_Written request_
Find each line with "User" and copy it.

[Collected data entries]
* begin *

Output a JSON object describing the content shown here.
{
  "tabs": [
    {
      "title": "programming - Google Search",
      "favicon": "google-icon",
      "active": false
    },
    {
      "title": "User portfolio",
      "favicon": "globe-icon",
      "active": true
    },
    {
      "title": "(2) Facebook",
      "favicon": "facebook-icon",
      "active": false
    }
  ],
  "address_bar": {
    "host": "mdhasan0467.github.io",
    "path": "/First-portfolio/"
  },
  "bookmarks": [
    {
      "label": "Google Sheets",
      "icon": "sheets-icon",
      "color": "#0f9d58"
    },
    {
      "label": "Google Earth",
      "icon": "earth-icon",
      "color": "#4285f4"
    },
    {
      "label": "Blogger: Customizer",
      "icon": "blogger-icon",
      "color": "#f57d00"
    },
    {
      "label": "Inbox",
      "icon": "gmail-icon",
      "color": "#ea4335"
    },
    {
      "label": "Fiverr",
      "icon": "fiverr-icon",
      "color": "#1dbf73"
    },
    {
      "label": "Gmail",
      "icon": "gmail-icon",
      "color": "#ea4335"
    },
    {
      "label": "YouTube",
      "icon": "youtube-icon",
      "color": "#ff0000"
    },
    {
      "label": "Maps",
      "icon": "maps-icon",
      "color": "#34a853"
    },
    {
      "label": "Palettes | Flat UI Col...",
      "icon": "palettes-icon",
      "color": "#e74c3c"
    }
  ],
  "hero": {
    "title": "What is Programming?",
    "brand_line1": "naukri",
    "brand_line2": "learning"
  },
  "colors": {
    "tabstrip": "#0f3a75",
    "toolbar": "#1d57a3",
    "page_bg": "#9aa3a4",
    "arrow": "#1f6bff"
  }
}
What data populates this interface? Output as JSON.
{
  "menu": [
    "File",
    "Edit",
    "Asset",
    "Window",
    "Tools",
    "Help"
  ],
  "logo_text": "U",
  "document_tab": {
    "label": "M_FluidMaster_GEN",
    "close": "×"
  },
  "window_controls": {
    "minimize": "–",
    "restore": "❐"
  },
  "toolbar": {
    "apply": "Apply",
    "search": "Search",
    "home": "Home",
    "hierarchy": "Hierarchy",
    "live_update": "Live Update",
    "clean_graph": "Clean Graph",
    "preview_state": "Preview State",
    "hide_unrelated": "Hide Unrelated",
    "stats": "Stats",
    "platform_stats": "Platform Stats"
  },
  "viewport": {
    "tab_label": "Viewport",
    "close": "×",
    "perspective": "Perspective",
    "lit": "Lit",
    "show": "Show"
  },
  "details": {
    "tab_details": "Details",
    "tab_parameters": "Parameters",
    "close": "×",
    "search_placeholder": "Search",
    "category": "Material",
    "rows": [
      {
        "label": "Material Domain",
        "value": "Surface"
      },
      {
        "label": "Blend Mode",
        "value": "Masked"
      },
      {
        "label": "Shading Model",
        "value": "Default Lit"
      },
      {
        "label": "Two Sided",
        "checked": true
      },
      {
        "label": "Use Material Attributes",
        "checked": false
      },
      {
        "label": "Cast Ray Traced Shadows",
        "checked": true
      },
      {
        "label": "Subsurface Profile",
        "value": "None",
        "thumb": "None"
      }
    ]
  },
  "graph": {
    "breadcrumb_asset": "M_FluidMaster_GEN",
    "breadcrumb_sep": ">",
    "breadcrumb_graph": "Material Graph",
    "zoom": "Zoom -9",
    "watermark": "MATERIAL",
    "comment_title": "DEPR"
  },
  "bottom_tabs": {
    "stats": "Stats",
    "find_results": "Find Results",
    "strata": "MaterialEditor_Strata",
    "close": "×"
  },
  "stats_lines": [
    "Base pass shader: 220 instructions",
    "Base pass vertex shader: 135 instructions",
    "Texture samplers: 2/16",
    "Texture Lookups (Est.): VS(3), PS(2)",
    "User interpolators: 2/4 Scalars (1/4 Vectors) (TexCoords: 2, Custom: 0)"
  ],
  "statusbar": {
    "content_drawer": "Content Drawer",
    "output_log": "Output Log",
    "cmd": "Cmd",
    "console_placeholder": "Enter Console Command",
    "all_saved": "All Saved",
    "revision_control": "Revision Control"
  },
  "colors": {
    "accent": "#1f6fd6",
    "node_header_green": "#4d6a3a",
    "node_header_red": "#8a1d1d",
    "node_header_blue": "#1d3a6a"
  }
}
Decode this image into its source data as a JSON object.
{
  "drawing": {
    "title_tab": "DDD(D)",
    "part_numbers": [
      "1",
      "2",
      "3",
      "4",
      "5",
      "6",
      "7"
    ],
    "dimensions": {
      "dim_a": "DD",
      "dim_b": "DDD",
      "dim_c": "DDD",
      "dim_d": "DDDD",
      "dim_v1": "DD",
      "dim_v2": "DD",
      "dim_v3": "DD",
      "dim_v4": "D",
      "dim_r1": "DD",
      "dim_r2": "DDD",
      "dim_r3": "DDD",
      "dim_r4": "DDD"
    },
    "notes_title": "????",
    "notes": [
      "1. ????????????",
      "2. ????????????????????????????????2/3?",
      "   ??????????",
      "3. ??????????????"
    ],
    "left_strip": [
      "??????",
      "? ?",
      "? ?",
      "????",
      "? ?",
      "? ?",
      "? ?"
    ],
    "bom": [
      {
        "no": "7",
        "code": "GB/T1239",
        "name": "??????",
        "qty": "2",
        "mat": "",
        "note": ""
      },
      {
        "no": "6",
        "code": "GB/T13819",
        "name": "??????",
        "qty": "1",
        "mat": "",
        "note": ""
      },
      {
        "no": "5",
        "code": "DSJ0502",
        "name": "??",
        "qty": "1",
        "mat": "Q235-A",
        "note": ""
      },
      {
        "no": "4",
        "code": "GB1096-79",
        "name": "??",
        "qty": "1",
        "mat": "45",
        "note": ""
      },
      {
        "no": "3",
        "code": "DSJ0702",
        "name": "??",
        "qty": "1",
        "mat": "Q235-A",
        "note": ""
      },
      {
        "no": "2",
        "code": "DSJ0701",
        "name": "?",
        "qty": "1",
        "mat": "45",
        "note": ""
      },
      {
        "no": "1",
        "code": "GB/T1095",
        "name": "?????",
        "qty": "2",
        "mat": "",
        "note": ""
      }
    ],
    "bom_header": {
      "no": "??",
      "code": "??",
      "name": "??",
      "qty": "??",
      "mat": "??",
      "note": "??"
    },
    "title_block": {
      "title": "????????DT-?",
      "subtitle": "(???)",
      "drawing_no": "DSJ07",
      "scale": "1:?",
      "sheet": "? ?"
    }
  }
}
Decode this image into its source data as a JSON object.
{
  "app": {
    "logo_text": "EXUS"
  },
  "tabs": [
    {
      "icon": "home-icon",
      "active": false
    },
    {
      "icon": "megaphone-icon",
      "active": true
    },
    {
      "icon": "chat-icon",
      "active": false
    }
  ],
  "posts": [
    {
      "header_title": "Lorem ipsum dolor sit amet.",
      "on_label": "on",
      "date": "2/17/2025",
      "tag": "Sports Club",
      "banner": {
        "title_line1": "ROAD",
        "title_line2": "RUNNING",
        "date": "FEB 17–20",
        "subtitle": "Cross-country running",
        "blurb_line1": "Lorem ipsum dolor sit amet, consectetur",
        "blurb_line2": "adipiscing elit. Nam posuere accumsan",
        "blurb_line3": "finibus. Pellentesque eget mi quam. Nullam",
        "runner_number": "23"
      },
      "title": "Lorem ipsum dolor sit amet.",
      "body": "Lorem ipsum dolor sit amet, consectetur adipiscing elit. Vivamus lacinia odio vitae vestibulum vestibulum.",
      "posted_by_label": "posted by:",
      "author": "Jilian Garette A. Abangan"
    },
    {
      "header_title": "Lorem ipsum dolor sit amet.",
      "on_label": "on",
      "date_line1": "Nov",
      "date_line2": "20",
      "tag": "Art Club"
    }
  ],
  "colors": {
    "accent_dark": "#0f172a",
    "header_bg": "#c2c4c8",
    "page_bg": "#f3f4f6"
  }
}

* end *

_Response to this exercise_
      "title": "User portfolio",
    "User interpolators: 2/4 Scalars (1/4 Vectors) (TexCoords: 2, Custom: 0)"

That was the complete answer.